● YOUR ASSIGNMENT:
Every record below should be printed exactly, except for the pictures.

● SUPPLIED RECORDS:
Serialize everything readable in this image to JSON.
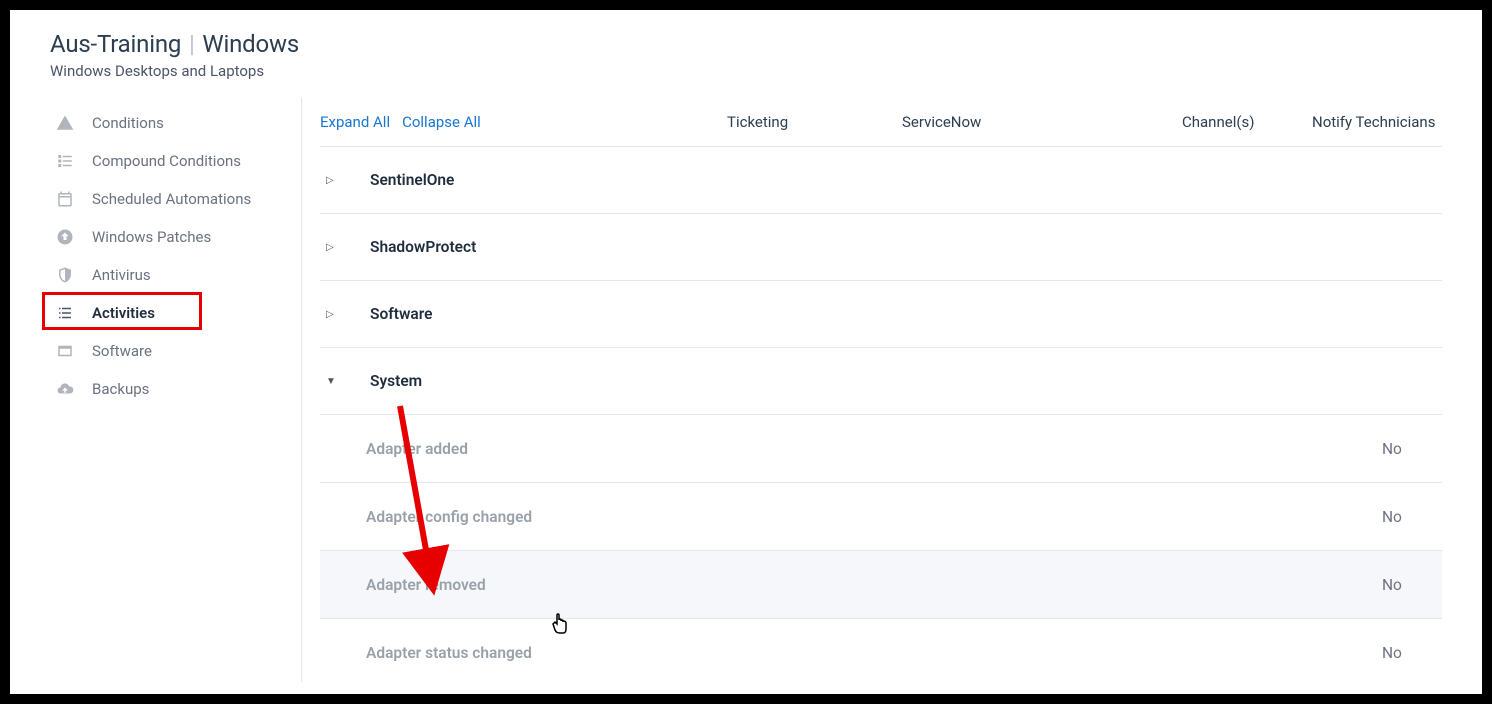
{
  "header": {
    "title_left": "Aus-Training",
    "title_right": "Windows",
    "subtitle": "Windows Desktops and Laptops"
  },
  "sidebar": {
    "items": [
      {
        "label": "Conditions",
        "icon": "warning-triangle-icon",
        "active": false
      },
      {
        "label": "Compound Conditions",
        "icon": "compound-list-icon",
        "active": false
      },
      {
        "label": "Scheduled Automations",
        "icon": "calendar-icon",
        "active": false
      },
      {
        "label": "Windows Patches",
        "icon": "patch-up-icon",
        "active": false
      },
      {
        "label": "Antivirus",
        "icon": "shield-icon",
        "active": false
      },
      {
        "label": "Activities",
        "icon": "activities-list-icon",
        "active": true,
        "highlighted": true
      },
      {
        "label": "Software",
        "icon": "window-icon",
        "active": false
      },
      {
        "label": "Backups",
        "icon": "cloud-up-icon",
        "active": false
      }
    ]
  },
  "toolbar": {
    "expand_all": "Expand All",
    "collapse_all": "Collapse All"
  },
  "columns": {
    "ticketing": "Ticketing",
    "servicenow": "ServiceNow",
    "channels": "Channel(s)",
    "notify": "Notify Technicians"
  },
  "sections": [
    {
      "name": "SentinelOne",
      "expanded": false
    },
    {
      "name": "ShadowProtect",
      "expanded": false
    },
    {
      "name": "Software",
      "expanded": false
    },
    {
      "name": "System",
      "expanded": true,
      "activities": [
        {
          "name": "Adapter added",
          "notify": "No"
        },
        {
          "name": "Adapter config changed",
          "notify": "No"
        },
        {
          "name": "Adapter removed",
          "notify": "No",
          "hovered": true
        },
        {
          "name": "Adapter status changed",
          "notify": "No"
        }
      ]
    }
  ]
}
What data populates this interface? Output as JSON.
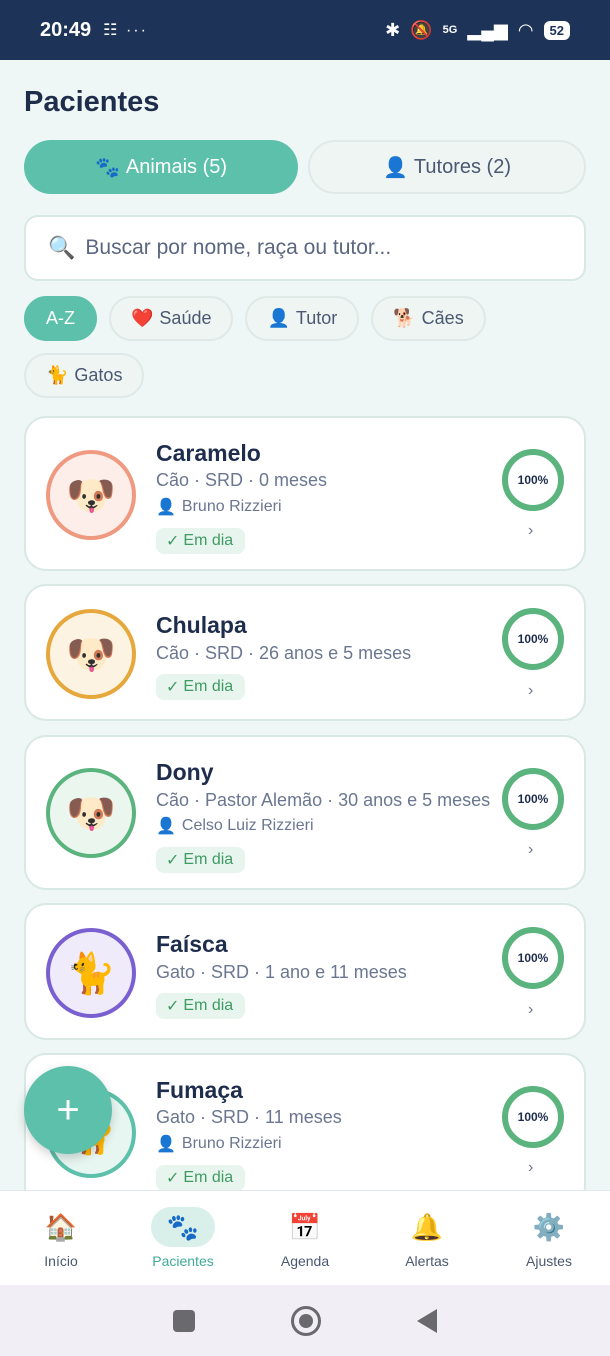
{
  "status_bar": {
    "time": "20:49",
    "left_icons": "☷ ···",
    "signal": "5G",
    "battery": "52"
  },
  "page_title": "Pacientes",
  "tabs": [
    {
      "icon": "🐾",
      "label": "Animais (5)",
      "active": true
    },
    {
      "icon": "👤",
      "label": "Tutores (2)",
      "active": false
    }
  ],
  "search": {
    "icon": "🔍",
    "placeholder": "Buscar por nome, raça ou tutor..."
  },
  "chips": [
    {
      "icon": "",
      "label": "A-Z",
      "active": true
    },
    {
      "icon": "❤️",
      "label": "Saúde",
      "active": false
    },
    {
      "icon": "👤",
      "label": "Tutor",
      "active": false
    },
    {
      "icon": "🐕",
      "label": "Cães",
      "active": false
    },
    {
      "icon": "🐈",
      "label": "Gatos",
      "active": false
    }
  ],
  "patients": [
    {
      "name": "Caramelo",
      "meta": "Cão · SRD · 0 meses",
      "tutor": "Bruno Rizzieri",
      "status": "Em dia",
      "health": "100%",
      "avatar": "🐶",
      "ring_color": "#ef9a80",
      "ring_bg": "#fdeee9"
    },
    {
      "name": "Chulapa",
      "meta": "Cão · SRD · 26 anos e 5 meses",
      "tutor": "",
      "status": "Em dia",
      "health": "100%",
      "avatar": "🐶",
      "ring_color": "#e6a83c",
      "ring_bg": "#fdf3e3"
    },
    {
      "name": "Dony",
      "meta": "Cão · Pastor Alemão · 30 anos e 5 meses",
      "tutor": "Celso Luiz Rizzieri",
      "status": "Em dia",
      "health": "100%",
      "avatar": "🐶",
      "ring_color": "#5bb37d",
      "ring_bg": "#eaf6ee"
    },
    {
      "name": "Faísca",
      "meta": "Gato · SRD · 1 ano e 11 meses",
      "tutor": "",
      "status": "Em dia",
      "health": "100%",
      "avatar": "🐈",
      "ring_color": "#7a5fd0",
      "ring_bg": "#efebfa"
    },
    {
      "name": "Fumaça",
      "meta": "Gato · SRD · 11 meses",
      "tutor": "Bruno Rizzieri",
      "status": "Em dia",
      "health": "100%",
      "avatar": "🐈",
      "ring_color": "#5cc0ab",
      "ring_bg": "#e8f6f2"
    }
  ],
  "fab_label": "+",
  "bottom_nav": [
    {
      "icon": "🏠",
      "label": "Início",
      "active": false
    },
    {
      "icon": "🐾",
      "label": "Pacientes",
      "active": true
    },
    {
      "icon": "📅",
      "label": "Agenda",
      "active": false
    },
    {
      "icon": "🔔",
      "label": "Alertas",
      "active": false
    },
    {
      "icon": "⚙️",
      "label": "Ajustes",
      "active": false
    }
  ],
  "badge_check": "✓",
  "chevron": "›",
  "tutor_icon": "👤"
}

● RESULT OF THIS TASK:
Serialize everything readable in this image to JSON.
{
  "header": {
    "title_left": "Aus-Training",
    "title_right": "Windows",
    "subtitle": "Windows Desktops and Laptops"
  },
  "sidebar": {
    "items": [
      {
        "label": "Conditions",
        "icon": "warning-triangle-icon",
        "active": false
      },
      {
        "label": "Compound Conditions",
        "icon": "compound-list-icon",
        "active": false
      },
      {
        "label": "Scheduled Automations",
        "icon": "calendar-icon",
        "active": false
      },
      {
        "label": "Windows Patches",
        "icon": "patch-up-icon",
        "active": false
      },
      {
        "label": "Antivirus",
        "icon": "shield-icon",
        "active": false
      },
      {
        "label": "Activities",
        "icon": "activities-list-icon",
        "active": true,
        "highlighted": true
      },
      {
        "label": "Software",
        "icon": "window-icon",
        "active": false
      },
      {
        "label": "Backups",
        "icon": "cloud-up-icon",
        "active": false
      }
    ]
  },
  "toolbar": {
    "expand_all": "Expand All",
    "collapse_all": "Collapse All"
  },
  "columns": {
    "ticketing": "Ticketing",
    "servicenow": "ServiceNow",
    "channels": "Channel(s)",
    "notify": "Notify Technicians"
  },
  "sections": [
    {
      "name": "SentinelOne",
      "expanded": false
    },
    {
      "name": "ShadowProtect",
      "expanded": false
    },
    {
      "name": "Software",
      "expanded": false
    },
    {
      "name": "System",
      "expanded": true,
      "activities": [
        {
          "name": "Adapter added",
          "notify": "No"
        },
        {
          "name": "Adapter config changed",
          "notify": "No"
        },
        {
          "name": "Adapter removed",
          "notify": "No",
          "hovered": true
        },
        {
          "name": "Adapter status changed",
          "notify": "No"
        }
      ]
    }
  ]
}
What data populates this interface? Output as JSON.
{
  "status_bar": {
    "time": "20:49",
    "left_icons": "☷ ···",
    "signal": "5G",
    "battery": "52"
  },
  "page_title": "Pacientes",
  "tabs": [
    {
      "icon": "🐾",
      "label": "Animais (5)",
      "active": true
    },
    {
      "icon": "👤",
      "label": "Tutores (2)",
      "active": false
    }
  ],
  "search": {
    "icon": "🔍",
    "placeholder": "Buscar por nome, raça ou tutor..."
  },
  "chips": [
    {
      "icon": "",
      "label": "A-Z",
      "active": true
    },
    {
      "icon": "❤️",
      "label": "Saúde",
      "active": false
    },
    {
      "icon": "👤",
      "label": "Tutor",
      "active": false
    },
    {
      "icon": "🐕",
      "label": "Cães",
      "active": false
    },
    {
      "icon": "🐈",
      "label": "Gatos",
      "active": false
    }
  ],
  "patients": [
    {
      "name": "Caramelo",
      "meta": "Cão · SRD · 0 meses",
      "tutor": "Bruno Rizzieri",
      "status": "Em dia",
      "health": "100%",
      "avatar": "🐶",
      "ring_color": "#ef9a80",
      "ring_bg": "#fdeee9"
    },
    {
      "name": "Chulapa",
      "meta": "Cão · SRD · 26 anos e 5 meses",
      "tutor": "",
      "status": "Em dia",
      "health": "100%",
      "avatar": "🐶",
      "ring_color": "#e6a83c",
      "ring_bg": "#fdf3e3"
    },
    {
      "name": "Dony",
      "meta": "Cão · Pastor Alemão · 30 anos e 5 meses",
      "tutor": "Celso Luiz Rizzieri",
      "status": "Em dia",
      "health": "100%",
      "avatar": "🐶",
      "ring_color": "#5bb37d",
      "ring_bg": "#eaf6ee"
    },
    {
      "name": "Faísca",
      "meta": "Gato · SRD · 1 ano e 11 meses",
      "tutor": "",
      "status": "Em dia",
      "health": "100%",
      "avatar": "🐈",
      "ring_color": "#7a5fd0",
      "ring_bg": "#efebfa"
    },
    {
      "name": "Fumaça",
      "meta": "Gato · SRD · 11 meses",
      "tutor": "Bruno Rizzieri",
      "status": "Em dia",
      "health": "100%",
      "avatar": "🐈",
      "ring_color": "#5cc0ab",
      "ring_bg": "#e8f6f2"
    }
  ],
  "fab_label": "+",
  "bottom_nav": [
    {
      "icon": "🏠",
      "label": "Início",
      "active": false
    },
    {
      "icon": "🐾",
      "label": "Pacientes",
      "active": true
    },
    {
      "icon": "📅",
      "label": "Agenda",
      "active": false
    },
    {
      "icon": "🔔",
      "label": "Alertas",
      "active": false
    },
    {
      "icon": "⚙️",
      "label": "Ajustes",
      "active": false
    }
  ],
  "badge_check": "✓",
  "chevron": "›",
  "tutor_icon": "👤"
}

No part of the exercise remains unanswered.